Exercise => Find the number of lines containing the string "from" in the data. Answer with the number by itself.

------------------------------

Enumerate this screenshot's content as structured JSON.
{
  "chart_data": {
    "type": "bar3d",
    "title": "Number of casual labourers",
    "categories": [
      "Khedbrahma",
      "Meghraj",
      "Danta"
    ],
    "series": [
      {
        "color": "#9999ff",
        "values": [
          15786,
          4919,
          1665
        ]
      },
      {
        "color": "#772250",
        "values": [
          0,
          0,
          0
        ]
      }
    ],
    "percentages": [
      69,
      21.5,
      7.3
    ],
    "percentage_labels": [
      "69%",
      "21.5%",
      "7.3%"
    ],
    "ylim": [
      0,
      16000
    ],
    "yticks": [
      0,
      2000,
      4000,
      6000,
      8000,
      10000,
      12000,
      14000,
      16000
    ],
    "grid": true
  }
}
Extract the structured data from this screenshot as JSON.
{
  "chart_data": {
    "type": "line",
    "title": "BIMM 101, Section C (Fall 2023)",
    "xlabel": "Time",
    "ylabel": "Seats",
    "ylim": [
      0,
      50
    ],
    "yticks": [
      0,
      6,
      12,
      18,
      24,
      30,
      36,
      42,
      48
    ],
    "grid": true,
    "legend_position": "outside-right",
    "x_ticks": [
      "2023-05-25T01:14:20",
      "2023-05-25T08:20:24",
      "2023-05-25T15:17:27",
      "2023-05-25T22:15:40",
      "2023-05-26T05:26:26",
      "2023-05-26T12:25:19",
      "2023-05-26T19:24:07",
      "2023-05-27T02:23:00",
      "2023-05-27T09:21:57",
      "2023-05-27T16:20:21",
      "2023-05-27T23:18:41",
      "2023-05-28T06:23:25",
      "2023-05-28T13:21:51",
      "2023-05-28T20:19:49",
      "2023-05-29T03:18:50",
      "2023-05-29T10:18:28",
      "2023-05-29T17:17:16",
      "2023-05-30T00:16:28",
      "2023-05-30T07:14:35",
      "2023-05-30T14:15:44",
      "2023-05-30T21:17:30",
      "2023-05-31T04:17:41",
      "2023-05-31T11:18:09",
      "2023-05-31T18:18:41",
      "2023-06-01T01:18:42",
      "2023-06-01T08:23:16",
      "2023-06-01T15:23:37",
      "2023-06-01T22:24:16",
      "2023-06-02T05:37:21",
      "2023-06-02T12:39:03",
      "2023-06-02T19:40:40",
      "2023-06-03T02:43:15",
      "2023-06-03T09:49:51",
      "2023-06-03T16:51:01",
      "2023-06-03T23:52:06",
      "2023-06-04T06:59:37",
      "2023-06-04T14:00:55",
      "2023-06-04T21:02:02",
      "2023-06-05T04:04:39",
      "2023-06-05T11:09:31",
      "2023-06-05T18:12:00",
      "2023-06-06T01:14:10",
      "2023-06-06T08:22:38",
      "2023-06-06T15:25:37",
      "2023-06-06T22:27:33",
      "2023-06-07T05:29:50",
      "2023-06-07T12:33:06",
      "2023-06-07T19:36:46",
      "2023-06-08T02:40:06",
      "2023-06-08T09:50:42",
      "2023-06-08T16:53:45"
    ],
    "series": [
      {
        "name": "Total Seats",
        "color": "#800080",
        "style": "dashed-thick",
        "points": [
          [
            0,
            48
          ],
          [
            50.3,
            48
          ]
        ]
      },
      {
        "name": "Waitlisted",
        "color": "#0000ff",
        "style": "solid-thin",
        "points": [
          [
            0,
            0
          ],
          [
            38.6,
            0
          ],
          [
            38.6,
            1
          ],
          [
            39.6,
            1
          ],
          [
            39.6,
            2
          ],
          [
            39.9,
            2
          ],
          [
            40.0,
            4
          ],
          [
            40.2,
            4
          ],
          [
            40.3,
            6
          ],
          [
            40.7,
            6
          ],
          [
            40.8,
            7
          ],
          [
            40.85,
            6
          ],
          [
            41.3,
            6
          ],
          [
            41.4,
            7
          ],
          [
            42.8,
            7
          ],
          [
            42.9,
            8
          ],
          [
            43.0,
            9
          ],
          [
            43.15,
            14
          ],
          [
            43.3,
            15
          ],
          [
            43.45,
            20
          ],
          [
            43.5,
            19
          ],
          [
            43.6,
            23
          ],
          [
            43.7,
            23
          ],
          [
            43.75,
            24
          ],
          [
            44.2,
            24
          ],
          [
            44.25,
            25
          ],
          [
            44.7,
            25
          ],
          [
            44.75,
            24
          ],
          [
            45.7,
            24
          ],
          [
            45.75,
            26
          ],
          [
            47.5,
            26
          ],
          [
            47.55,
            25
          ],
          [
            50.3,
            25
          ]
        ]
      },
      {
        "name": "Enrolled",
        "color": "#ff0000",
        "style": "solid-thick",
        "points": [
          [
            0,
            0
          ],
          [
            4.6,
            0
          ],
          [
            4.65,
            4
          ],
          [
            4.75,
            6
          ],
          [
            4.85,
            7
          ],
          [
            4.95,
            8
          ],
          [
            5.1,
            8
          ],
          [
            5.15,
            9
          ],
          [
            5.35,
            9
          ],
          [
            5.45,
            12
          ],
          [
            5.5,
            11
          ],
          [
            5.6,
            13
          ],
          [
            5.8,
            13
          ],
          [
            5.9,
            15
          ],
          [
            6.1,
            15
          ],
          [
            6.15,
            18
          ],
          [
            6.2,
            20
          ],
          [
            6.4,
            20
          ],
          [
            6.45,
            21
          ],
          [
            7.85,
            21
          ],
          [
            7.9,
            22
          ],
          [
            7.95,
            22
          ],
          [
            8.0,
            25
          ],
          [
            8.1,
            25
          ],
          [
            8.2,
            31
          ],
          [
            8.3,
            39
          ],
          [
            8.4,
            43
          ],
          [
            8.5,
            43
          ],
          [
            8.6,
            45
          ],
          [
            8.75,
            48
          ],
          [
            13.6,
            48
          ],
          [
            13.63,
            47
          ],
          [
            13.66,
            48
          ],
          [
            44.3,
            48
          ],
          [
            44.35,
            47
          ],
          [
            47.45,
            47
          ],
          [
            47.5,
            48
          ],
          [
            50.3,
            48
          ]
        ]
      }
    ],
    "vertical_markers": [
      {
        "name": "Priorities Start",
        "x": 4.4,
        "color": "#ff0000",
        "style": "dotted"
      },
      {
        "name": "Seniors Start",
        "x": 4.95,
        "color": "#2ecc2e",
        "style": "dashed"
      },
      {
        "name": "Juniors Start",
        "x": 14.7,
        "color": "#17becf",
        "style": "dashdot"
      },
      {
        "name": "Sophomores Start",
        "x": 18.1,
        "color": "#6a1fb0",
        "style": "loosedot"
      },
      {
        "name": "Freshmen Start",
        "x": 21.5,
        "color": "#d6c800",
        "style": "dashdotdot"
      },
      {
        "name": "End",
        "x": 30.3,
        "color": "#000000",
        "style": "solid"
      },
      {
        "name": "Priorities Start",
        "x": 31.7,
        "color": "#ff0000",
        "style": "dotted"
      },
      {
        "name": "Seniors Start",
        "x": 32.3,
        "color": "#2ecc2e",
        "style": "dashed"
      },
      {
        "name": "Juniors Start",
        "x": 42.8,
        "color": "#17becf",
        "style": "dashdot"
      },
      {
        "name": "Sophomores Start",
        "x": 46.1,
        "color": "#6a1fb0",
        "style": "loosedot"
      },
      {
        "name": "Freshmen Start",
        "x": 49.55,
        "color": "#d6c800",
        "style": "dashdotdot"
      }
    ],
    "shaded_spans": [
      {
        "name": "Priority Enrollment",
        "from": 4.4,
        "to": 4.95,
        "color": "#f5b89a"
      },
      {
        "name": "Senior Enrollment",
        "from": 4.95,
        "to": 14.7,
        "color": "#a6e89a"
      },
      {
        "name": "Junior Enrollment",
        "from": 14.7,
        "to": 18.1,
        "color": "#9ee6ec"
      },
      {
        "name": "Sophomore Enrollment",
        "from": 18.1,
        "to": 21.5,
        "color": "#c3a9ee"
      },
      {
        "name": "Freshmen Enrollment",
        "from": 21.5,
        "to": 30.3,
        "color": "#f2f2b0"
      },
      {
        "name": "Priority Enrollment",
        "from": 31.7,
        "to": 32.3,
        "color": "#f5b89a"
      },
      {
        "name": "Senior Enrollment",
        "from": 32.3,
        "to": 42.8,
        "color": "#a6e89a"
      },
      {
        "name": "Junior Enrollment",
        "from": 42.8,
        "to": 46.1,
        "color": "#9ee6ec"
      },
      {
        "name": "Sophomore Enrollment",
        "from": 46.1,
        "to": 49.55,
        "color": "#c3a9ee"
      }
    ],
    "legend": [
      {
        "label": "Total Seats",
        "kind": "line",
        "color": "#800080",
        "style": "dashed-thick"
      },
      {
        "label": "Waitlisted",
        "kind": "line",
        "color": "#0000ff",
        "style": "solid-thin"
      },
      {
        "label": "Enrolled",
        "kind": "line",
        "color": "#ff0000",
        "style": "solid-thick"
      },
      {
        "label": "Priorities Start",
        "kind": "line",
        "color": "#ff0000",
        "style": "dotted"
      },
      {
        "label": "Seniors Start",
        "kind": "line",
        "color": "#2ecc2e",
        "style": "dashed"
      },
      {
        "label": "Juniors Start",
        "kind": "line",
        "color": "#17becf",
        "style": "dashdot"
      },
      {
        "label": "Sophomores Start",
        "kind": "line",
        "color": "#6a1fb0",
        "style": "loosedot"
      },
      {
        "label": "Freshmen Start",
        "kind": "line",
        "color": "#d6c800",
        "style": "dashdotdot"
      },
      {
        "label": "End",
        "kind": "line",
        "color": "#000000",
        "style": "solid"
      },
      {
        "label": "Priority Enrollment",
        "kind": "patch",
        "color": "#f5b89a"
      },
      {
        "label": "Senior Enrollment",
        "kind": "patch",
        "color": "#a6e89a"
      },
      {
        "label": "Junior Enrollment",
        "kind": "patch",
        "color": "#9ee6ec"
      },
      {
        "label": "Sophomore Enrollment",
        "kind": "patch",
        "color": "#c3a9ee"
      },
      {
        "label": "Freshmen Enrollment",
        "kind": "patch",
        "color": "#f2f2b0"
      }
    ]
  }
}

------------------------------

Output below => 10